● **SHORT TASK**:
Pictures stay out of the copy; restate everything else in the material exactly.

>> BEGIN MATERIALS PROVIDED

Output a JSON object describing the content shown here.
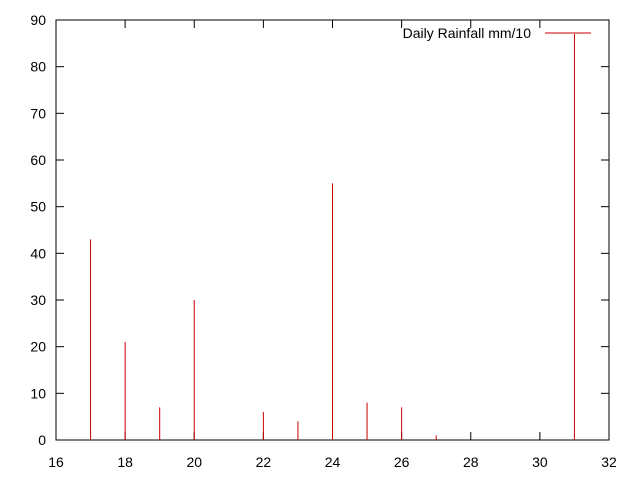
{
  "chart_data": {
    "type": "bar",
    "legend": "top-right",
    "grid": false,
    "xlim": [
      16,
      32
    ],
    "ylim": [
      0,
      90
    ],
    "xticks": [
      16,
      18,
      20,
      22,
      24,
      26,
      28,
      30,
      32
    ],
    "yticks": [
      0,
      10,
      20,
      30,
      40,
      50,
      60,
      70,
      80,
      90
    ],
    "series": [
      {
        "name": "Daily Rainfall mm/10",
        "color": "#cc0000",
        "x": [
          17,
          18,
          19,
          20,
          22,
          23,
          24,
          25,
          26,
          27,
          31
        ],
        "values": [
          43,
          21,
          7,
          30,
          6,
          4,
          55,
          8,
          7,
          1,
          87
        ]
      }
    ]
  }
}
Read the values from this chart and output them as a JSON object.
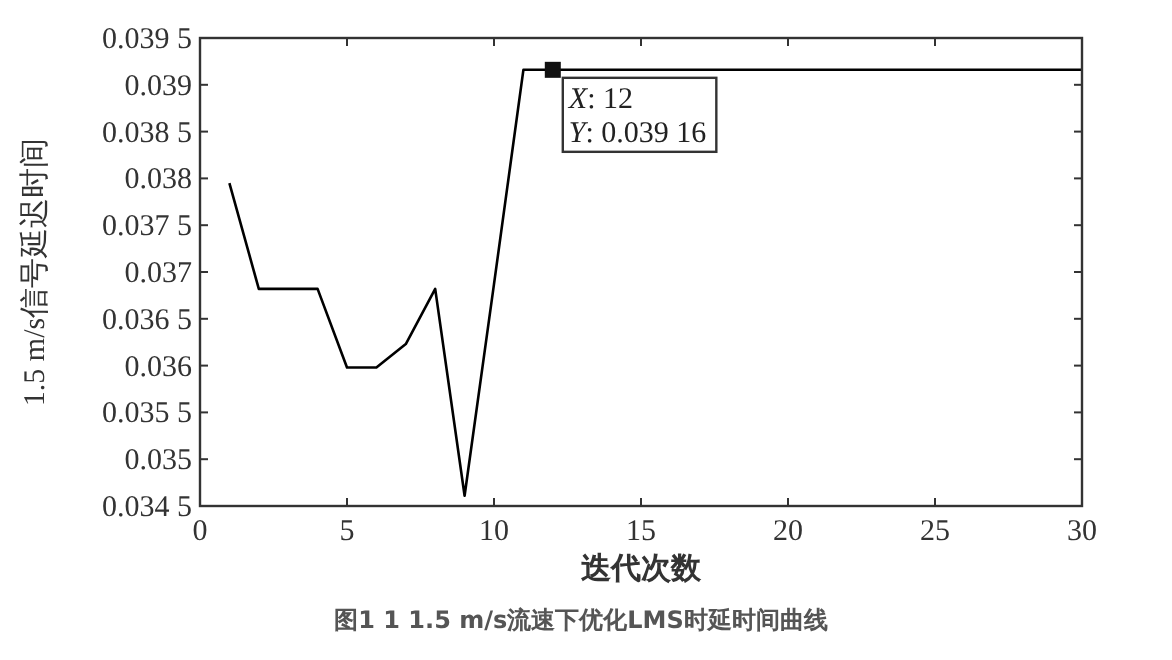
{
  "chart_data": {
    "type": "line",
    "title": "图1 1 1.5 m/s流速下优化LMS时延时间曲线",
    "xlabel": "迭代次数",
    "ylabel": "1.5 m/s信号延迟时间",
    "x": [
      1,
      2,
      3,
      4,
      5,
      6,
      7,
      8,
      9,
      10,
      11,
      12,
      13,
      14,
      15,
      16,
      17,
      18,
      19,
      20,
      21,
      22,
      23,
      24,
      25,
      26,
      27,
      28,
      29,
      30
    ],
    "series": [
      {
        "color": "#000000",
        "values": [
          0.03795,
          0.03682,
          0.03682,
          0.03682,
          0.03598,
          0.03598,
          0.03623,
          0.03682,
          0.03461,
          0.03687,
          0.03916,
          0.03916,
          0.03916,
          0.03916,
          0.03916,
          0.03916,
          0.03916,
          0.03916,
          0.03916,
          0.03916,
          0.03916,
          0.03916,
          0.03916,
          0.03916,
          0.03916,
          0.03916,
          0.03916,
          0.03916,
          0.03916,
          0.03916
        ]
      }
    ],
    "xlim": [
      0,
      30
    ],
    "xticks": [
      0,
      5,
      10,
      15,
      20,
      25,
      30
    ],
    "ylim": [
      0.0345,
      0.0395
    ],
    "yticks": [
      {
        "value": 0.0345,
        "label": "0.034 5"
      },
      {
        "value": 0.035,
        "label": "0.035"
      },
      {
        "value": 0.0355,
        "label": "0.035 5"
      },
      {
        "value": 0.036,
        "label": "0.036"
      },
      {
        "value": 0.0365,
        "label": "0.036 5"
      },
      {
        "value": 0.037,
        "label": "0.037"
      },
      {
        "value": 0.0375,
        "label": "0.037 5"
      },
      {
        "value": 0.038,
        "label": "0.038"
      },
      {
        "value": 0.0385,
        "label": "0.038 5"
      },
      {
        "value": 0.039,
        "label": "0.039"
      },
      {
        "value": 0.0395,
        "label": "0.039 5"
      }
    ],
    "annotations": [
      {
        "text": "X: 12\nY: 0.039 16",
        "x": 12,
        "y": 0.03916
      }
    ],
    "grid": false,
    "marker": "none",
    "line_style": "solid"
  }
}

>> END MATERIALS PROVIDED

● **EXERCISE ANSWER**:
Output a JSON object describing the content shown here.
{
  "chart_data": {
    "type": "bar",
    "legend": "top-right",
    "grid": false,
    "xlim": [
      16,
      32
    ],
    "ylim": [
      0,
      90
    ],
    "xticks": [
      16,
      18,
      20,
      22,
      24,
      26,
      28,
      30,
      32
    ],
    "yticks": [
      0,
      10,
      20,
      30,
      40,
      50,
      60,
      70,
      80,
      90
    ],
    "series": [
      {
        "name": "Daily Rainfall mm/10",
        "color": "#cc0000",
        "x": [
          17,
          18,
          19,
          20,
          22,
          23,
          24,
          25,
          26,
          27,
          31
        ],
        "values": [
          43,
          21,
          7,
          30,
          6,
          4,
          55,
          8,
          7,
          1,
          87
        ]
      }
    ]
  }
}
Read the values from this chart and output them as a JSON object.
{
  "chart_data": {
    "type": "line",
    "title": "图1 1 1.5 m/s流速下优化LMS时延时间曲线",
    "xlabel": "迭代次数",
    "ylabel": "1.5 m/s信号延迟时间",
    "x": [
      1,
      2,
      3,
      4,
      5,
      6,
      7,
      8,
      9,
      10,
      11,
      12,
      13,
      14,
      15,
      16,
      17,
      18,
      19,
      20,
      21,
      22,
      23,
      24,
      25,
      26,
      27,
      28,
      29,
      30
    ],
    "series": [
      {
        "color": "#000000",
        "values": [
          0.03795,
          0.03682,
          0.03682,
          0.03682,
          0.03598,
          0.03598,
          0.03623,
          0.03682,
          0.03461,
          0.03687,
          0.03916,
          0.03916,
          0.03916,
          0.03916,
          0.03916,
          0.03916,
          0.03916,
          0.03916,
          0.03916,
          0.03916,
          0.03916,
          0.03916,
          0.03916,
          0.03916,
          0.03916,
          0.03916,
          0.03916,
          0.03916,
          0.03916,
          0.03916
        ]
      }
    ],
    "xlim": [
      0,
      30
    ],
    "xticks": [
      0,
      5,
      10,
      15,
      20,
      25,
      30
    ],
    "ylim": [
      0.0345,
      0.0395
    ],
    "yticks": [
      {
        "value": 0.0345,
        "label": "0.034 5"
      },
      {
        "value": 0.035,
        "label": "0.035"
      },
      {
        "value": 0.0355,
        "label": "0.035 5"
      },
      {
        "value": 0.036,
        "label": "0.036"
      },
      {
        "value": 0.0365,
        "label": "0.036 5"
      },
      {
        "value": 0.037,
        "label": "0.037"
      },
      {
        "value": 0.0375,
        "label": "0.037 5"
      },
      {
        "value": 0.038,
        "label": "0.038"
      },
      {
        "value": 0.0385,
        "label": "0.038 5"
      },
      {
        "value": 0.039,
        "label": "0.039"
      },
      {
        "value": 0.0395,
        "label": "0.039 5"
      }
    ],
    "annotations": [
      {
        "text": "X: 12\nY: 0.039 16",
        "x": 12,
        "y": 0.03916
      }
    ],
    "grid": false,
    "marker": "none",
    "line_style": "solid"
  }
}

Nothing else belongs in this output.